Task description:
For each statement, say whether it agrees with the passage on digital identity below. Answer yes or no and quote the words from the passage that decide it. (a) Acceptance of the available state identification technologies among the German population is relatively low. (b) The passage attributes that low acceptance mainly to technical obstacles. (c) Federated identity procedures are increasingly being replaced by isolated identity systems.
[[ Passage, beginning ]]
Developments in the field of digital identity are complex. This is partly because, while anonymity in digital communication has indeed decreased, no overarching standards for digital identity have yet been established. We, therefore, anticipate further attempts to establish identification procedures and identity management for digital communication. Three types of identification systems are particularly significant: state, private sector, and decentralised systems.

State Identification and Authentication Procedures

As public administration becomes more digitalised and electronic processes for citizen participation are expanded, the development and extension of state procedures for certifying digital identities are being promoted. A unified and comprehensive identification procedure is intended to significantly accelerate and improve societal and political processes (ranging from filing tax returns and registering a car to electronic health records). Democratic states are also striving to make secure and data protection-compliant identification possible. Despite all efforts, however, the acceptance of the various available technologies among the German population remains relatively low. This is less due to technical obstacles and more to the fact that these technologies usually only offer isolated options for action. In other countries, overarching state identity systems have become more established: partly due to their high functionality (Denmark, Estonia) and partly due to a strong obligatory nature (such as the Indian Aadhaar system). Another area where state digital identity procedures are increasingly being tested is the area of immigration and migration. There seems to be a greater willingness to experiment with new methods and to set aside concerns in dealing with foreigners than with one’s own citizens. Thus, a testing ground for a variety of identity and identification procedures is emerging here.

Private Sector Identification and Authentication Procedures

The attribution of digital identity has also gained significant traction in commercial contexts over many years. Fixed and recurrently identifiable digital identities are of enormous value in a data-centred economy, as they allow for the tailoring of services and offers or the personalisation of advertising. Two major trends can be observed in the area of economic identification procedures: Firstly, isolated identity systems—where users identify themselves with a single service or provider—are increasingly being replaced by federated identity procedures, in which identities can be used across many services (such as the identity management systems of Google and Apple). This trend is further strengthened by so-called digital wallets, systems that combine multiple digital identities and make them usable together. Secondly, major platforms are becoming increasingly adept at assigning identity based on a wide range of observation points, allowing them to categorise actions and behaviours online even without explicit identification.
[[ Passage, end ]]
[[ Record set, beginning ]]
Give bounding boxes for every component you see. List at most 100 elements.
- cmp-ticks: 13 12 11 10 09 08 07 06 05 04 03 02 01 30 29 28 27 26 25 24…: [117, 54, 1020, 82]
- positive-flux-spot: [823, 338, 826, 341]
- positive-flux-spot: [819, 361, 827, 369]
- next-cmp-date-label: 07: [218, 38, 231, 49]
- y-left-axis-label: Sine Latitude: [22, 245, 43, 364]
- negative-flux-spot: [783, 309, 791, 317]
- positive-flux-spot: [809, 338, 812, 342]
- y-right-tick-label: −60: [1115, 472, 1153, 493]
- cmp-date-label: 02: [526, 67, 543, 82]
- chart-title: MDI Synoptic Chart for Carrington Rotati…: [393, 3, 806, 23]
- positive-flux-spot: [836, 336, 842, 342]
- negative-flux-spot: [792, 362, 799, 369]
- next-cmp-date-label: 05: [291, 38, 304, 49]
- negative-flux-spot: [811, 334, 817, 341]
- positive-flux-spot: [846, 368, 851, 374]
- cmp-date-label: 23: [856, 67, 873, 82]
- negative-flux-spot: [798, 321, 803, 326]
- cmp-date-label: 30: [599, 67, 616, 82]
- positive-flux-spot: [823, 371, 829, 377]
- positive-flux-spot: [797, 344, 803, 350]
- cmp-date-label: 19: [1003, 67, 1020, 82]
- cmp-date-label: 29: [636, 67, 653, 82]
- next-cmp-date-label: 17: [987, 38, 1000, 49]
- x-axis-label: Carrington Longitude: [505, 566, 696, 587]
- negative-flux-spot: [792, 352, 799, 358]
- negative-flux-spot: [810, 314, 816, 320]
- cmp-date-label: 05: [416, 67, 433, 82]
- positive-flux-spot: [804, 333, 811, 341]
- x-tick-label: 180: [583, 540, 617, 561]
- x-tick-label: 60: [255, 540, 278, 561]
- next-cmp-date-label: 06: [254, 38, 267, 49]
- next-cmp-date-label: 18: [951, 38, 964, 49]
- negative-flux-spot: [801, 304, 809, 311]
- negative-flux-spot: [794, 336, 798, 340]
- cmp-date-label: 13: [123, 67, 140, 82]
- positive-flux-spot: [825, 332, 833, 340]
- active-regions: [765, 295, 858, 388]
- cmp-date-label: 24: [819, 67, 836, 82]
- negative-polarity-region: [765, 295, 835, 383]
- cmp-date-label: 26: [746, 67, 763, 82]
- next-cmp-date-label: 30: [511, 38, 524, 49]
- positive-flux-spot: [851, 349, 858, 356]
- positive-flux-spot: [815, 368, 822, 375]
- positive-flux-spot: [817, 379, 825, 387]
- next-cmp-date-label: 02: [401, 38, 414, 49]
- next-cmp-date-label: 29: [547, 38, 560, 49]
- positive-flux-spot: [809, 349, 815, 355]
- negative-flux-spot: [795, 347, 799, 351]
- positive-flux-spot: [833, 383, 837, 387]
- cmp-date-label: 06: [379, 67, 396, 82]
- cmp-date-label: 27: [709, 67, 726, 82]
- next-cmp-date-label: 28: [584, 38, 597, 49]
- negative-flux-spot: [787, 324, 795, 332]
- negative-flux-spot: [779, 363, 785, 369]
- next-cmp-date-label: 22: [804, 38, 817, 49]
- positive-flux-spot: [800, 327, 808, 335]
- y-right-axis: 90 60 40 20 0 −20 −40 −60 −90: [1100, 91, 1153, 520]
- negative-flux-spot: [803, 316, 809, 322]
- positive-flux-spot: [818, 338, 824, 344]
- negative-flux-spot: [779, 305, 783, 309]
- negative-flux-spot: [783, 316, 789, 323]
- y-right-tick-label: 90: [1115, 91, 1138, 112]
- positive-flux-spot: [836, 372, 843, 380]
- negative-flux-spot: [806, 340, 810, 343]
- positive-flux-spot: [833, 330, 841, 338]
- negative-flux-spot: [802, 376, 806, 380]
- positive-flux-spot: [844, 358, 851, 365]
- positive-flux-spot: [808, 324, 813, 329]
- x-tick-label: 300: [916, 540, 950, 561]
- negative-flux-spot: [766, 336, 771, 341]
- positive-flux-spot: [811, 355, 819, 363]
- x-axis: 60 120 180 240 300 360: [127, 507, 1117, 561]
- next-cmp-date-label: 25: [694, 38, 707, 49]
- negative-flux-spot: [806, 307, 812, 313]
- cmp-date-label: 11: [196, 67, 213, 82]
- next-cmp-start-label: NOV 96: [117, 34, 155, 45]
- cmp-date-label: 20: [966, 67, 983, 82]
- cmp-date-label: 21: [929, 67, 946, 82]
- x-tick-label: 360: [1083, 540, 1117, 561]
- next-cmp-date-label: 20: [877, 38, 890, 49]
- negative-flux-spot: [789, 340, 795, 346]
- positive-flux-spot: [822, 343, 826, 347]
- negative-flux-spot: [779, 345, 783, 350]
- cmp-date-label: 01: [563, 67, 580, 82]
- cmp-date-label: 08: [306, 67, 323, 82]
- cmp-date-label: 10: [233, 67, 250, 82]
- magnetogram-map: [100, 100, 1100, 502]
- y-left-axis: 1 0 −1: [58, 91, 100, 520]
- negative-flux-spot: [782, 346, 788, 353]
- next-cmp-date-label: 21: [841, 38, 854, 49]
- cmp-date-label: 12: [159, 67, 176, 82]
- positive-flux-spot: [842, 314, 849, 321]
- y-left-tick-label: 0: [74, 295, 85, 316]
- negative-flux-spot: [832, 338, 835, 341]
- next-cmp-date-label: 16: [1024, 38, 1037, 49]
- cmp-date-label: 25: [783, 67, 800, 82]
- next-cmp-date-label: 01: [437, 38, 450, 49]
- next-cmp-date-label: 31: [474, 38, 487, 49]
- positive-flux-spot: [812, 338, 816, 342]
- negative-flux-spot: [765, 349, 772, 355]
[[ Record set, end ]]
Solution to the problem:
(a) Yes: "the acceptance of the various available technologies among the German population remains relatively low."
(b) No: "This is less due to technical obstacles and more to the fact that these technologies usually only offer isolated options for action."
(c) No: "isolated identity systems—where users identify themselves with a single service or provider—are increasingly being replaced by federated identity procedures"